[Entries]:
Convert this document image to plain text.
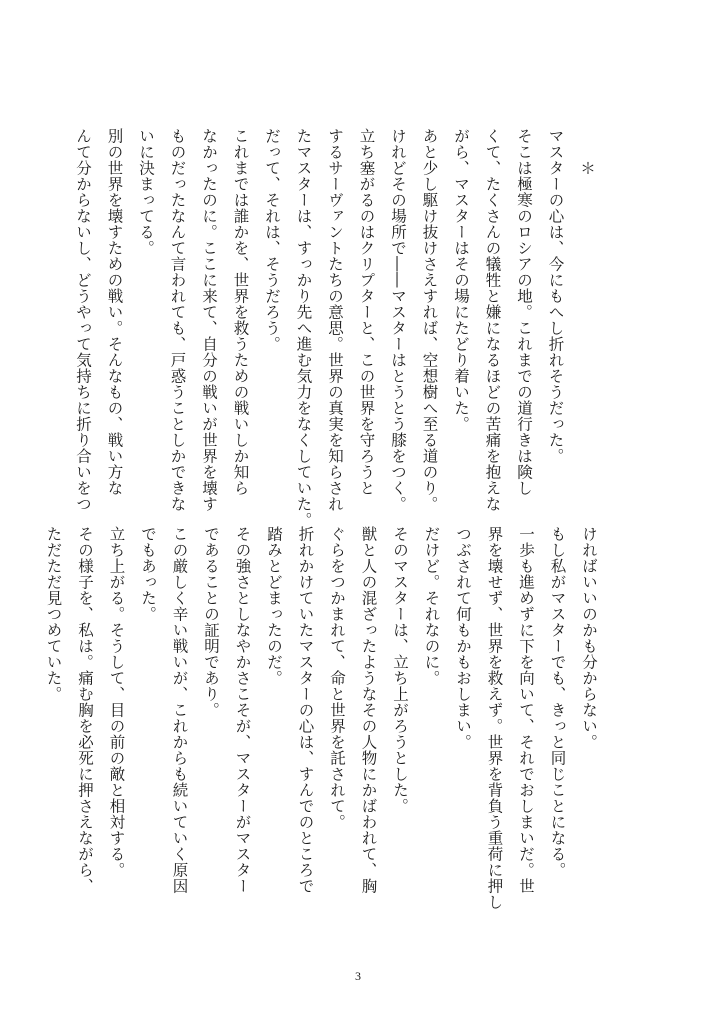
　　＊
マスターの心は、今にもへし折れそうだった。
そこは極寒のロシアの地。これまでの道行きは険し
くて、たくさんの犠牲と嫌になるほどの苦痛を抱えな
がら、マスターはその場にたどり着いた。
あと少し駆け抜けさえすれば、空想樹へ至る道のり。
けれどその場所で――マスターはとうとう膝をつく。
立ち塞がるのはクリプターと、この世界を守ろうと
するサーヴァントたちの意思。世界の真実を知らされ
たマスターは、すっかり先へ進む気力をなくしていた。
だって、それは、そうだろう。
これまでは誰かを、世界を救うための戦いしか知ら
なかったのに。ここに来て、自分の戦いが世界を壊す
ものだったなんて言われても、戸惑うことしかできな
いに決まってる。
別の世界を壊すための戦い。そんなもの、戦い方な
んて分からないし、どうやって気持ちに折り合いをつ
ければいいのかも分からない。
もし私がマスターでも、きっと同じことになる。
一歩も進めずに下を向いて、それでおしまいだ。世
界を壊せず、世界を救えず。世界を背負う重荷に押し
つぶされて何もかもおしまい。
だけど。それなのに。
そのマスターは、立ち上がろうとした。
獣と人の混ざったようなその人物にかばわれて、胸
ぐらをつかまれて、命と世界を託されて。
折れかけていたマスターの心は、すんでのところで
踏みとどまったのだ。
その強さとしなやかさこそが、マスターがマスター
であることの証明であり。
この厳しく辛い戦いが、これからも続いていく原因
でもあった。
立ち上がる。そうして、目の前の敵と相対する。
その様子を、私は。痛む胸を必死に押さえながら、
ただただ見つめていた。
3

[Exercise brief]:
Retype everything in the material word for word, minus pictures.

[Written solution]:
Convert this document image to plain text.
　　＊
マスターの心は、今にもへし折れそうだった。
そこは極寒のロシアの地。これまでの道行きは険し
くて、たくさんの犠牲と嫌になるほどの苦痛を抱えな
がら、マスターはその場にたどり着いた。
あと少し駆け抜けさえすれば、空想樹へ至る道のり。
けれどその場所で――マスターはとうとう膝をつく。
立ち塞がるのはクリプターと、この世界を守ろうと
するサーヴァントたちの意思。世界の真実を知らされ
たマスターは、すっかり先へ進む気力をなくしていた。
だって、それは、そうだろう。
これまでは誰かを、世界を救うための戦いしか知ら
なかったのに。ここに来て、自分の戦いが世界を壊す
ものだったなんて言われても、戸惑うことしかできな
いに決まってる。
別の世界を壊すための戦い。そんなもの、戦い方な
んて分からないし、どうやって気持ちに折り合いをつ
ければいいのかも分からない。
もし私がマスターでも、きっと同じことになる。
一歩も進めずに下を向いて、それでおしまいだ。世
界を壊せず、世界を救えず。世界を背負う重荷に押し
つぶされて何もかもおしまい。
だけど。それなのに。
そのマスターは、立ち上がろうとした。
獣と人の混ざったようなその人物にかばわれて、胸
ぐらをつかまれて、命と世界を託されて。
折れかけていたマスターの心は、すんでのところで
踏みとどまったのだ。
その強さとしなやかさこそが、マスターがマスター
であることの証明であり。
この厳しく辛い戦いが、これからも続いていく原因
でもあった。
立ち上がる。そうして、目の前の敵と相対する。
その様子を、私は。痛む胸を必死に押さえながら、
ただただ見つめていた。
3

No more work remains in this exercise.